→ **DOCUMENT EXCERPT**
No royalty will be due in the event a Trigger Event occurs other than by 
reason of Force Majeure.
    

         9.4     SPECIFIC PERFORMANCE.  Each party agrees that money damages
would not be a sufficient remedy for any breach of this Article 9 of this
Agreement by the other party and that, in addition to all other remedies, the
injured party shall be entitled to specific performance and injunctive or other
equitable relief as a remedy for any such breach, and each party further agrees
in advance to the granting of injunctive relief in the other party's favor
without proof of actual damages.


                                   ARTICLE 10

                                   TRADEMARKS

         10.1    SELECTION; LICENSE; EXPENSES.  Lilly may select one or more
trademarks, as appropriate, for the marketing of the Drug Product.  Such
trademarks shall be owned solely by Lilly (collectively, the "TRADEMARKS");
provided, however, that if required by law in any country Ophidian shall own
the Trademarks in that country and grant an exclusive license to Lilly.
Expenses for registration of the Trademarks shall be *************************.

         10.2    INFRINGEMENT.  Ophidian shall notify Lilly promptly upon
learning of any actual, alleged or threatened infringement of any of the
Trademarks or any unfair trade practices, passing off of counterfeit goods, or
like offenses.





                                       19
<PAGE>   26
                                   ARTICLE 11

                              SUBSEQUENT PRODUCTS

During the term of this agreement and not later than the date of disclosure to
any Third Party (it being understood that this Article 11 does not authorize
disclosure of any information that Ophidian is not otherwise permitted to
disclose), Ophidian shall promptly disclose to Lilly any significant
improvement or enhancement to the Bulk Drug Substance or Drug Product or any
process used or useful in connection with the manufacture thereof unless in the
case of processes the same shall have been developed as part of a collaboration
with a Third Party, the terms of which prohibit disclosure to Lilly.  The
licenses granted to Lilly pursuant to this Agreement shall be deemed to include
the right to utilize any such improvement or enhancement solely in connection
with the Bulk Drug Substance and the Drug Product, and to sell Drug Product for
any therapeutic purpose, all in accordance with this Agreement, but shall not
include the right to develop a diagnostic.  In addition, Ophidian shall
disclose to Lilly, prior to the disclosure to any Third Party or the filing of
information with any regulatory agency any compound, product, invention,
technique, process, method or the like, in the field of CDAD, whether developed
independently by Ophidian outside of the collaboration contemplated by this
Agreement, or licensed by Ophidian from any Third Party, with the right to
sublicense unless in the case of techniques or processes the same shall have
been developed as part of a collaboration with a Third Party, the terms of
which prohibit disclosure to Lilly (a "PRODUCT IDEA").  Lilly shall have a
period of thirty (30) days following such disclosure to advise Ophidian whether
Lilly desires to engage in negotiations with Ophidian to obtain the right to
commercialize the Product Idea.  If Lilly elects to engage in such
negotiations, Ophidian shall thereafter negotiate in good faith with Lilly on
an exclusive basis for an additional period of ninety (90) days in an effort to
reach an agreement by which Lilly may commercialize the Product Idea.

[Records contained in a dataset]
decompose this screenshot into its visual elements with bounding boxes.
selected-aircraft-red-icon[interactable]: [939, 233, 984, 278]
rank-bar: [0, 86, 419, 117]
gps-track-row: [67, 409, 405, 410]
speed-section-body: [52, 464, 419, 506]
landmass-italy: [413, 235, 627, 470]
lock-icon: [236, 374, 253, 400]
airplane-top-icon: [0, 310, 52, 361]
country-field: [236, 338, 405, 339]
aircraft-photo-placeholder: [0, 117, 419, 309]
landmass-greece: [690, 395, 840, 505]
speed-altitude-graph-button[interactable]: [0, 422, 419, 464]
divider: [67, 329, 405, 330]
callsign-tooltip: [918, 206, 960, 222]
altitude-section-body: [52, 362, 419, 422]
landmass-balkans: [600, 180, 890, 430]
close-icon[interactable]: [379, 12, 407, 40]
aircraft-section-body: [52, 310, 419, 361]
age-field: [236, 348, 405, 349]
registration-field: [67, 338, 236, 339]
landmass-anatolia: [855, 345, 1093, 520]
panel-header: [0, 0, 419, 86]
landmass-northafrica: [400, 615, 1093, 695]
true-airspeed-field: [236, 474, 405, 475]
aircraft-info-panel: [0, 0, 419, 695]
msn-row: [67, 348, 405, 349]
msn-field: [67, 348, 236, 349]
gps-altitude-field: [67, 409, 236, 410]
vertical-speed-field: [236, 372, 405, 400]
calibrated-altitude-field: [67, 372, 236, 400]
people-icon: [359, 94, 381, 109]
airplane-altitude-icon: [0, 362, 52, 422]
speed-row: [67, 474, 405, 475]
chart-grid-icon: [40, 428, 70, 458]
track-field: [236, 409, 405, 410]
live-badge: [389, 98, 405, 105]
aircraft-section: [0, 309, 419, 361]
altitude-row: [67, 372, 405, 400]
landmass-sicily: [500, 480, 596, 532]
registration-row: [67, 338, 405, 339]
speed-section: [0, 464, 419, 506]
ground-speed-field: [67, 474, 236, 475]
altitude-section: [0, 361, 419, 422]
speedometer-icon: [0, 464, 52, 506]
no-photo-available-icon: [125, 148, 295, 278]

→ **REQUIRED TASKS**
A – In the agreement excerpt, how long does Lilly have after a disclosure to tell Ophidian whether it wants to negotiate for the right to commercialize a Product Idea?
B – Reproduce a passage of the agreement excerpt word for word, starting at the words "Expenses for registration" and ending after "like offenses.".

→ **ANSWERS**
A – Thirty (30) days.

B –
Expenses for registration of the Trademarks shall be *************************.

         10.2    INFRINGEMENT.  Ophidian shall notify Lilly promptly upon
learning of any actual, alleged or threatened infringement of any of the
Trademarks or any unfair trade practices, passing off of counterfeit goods, or
like offenses.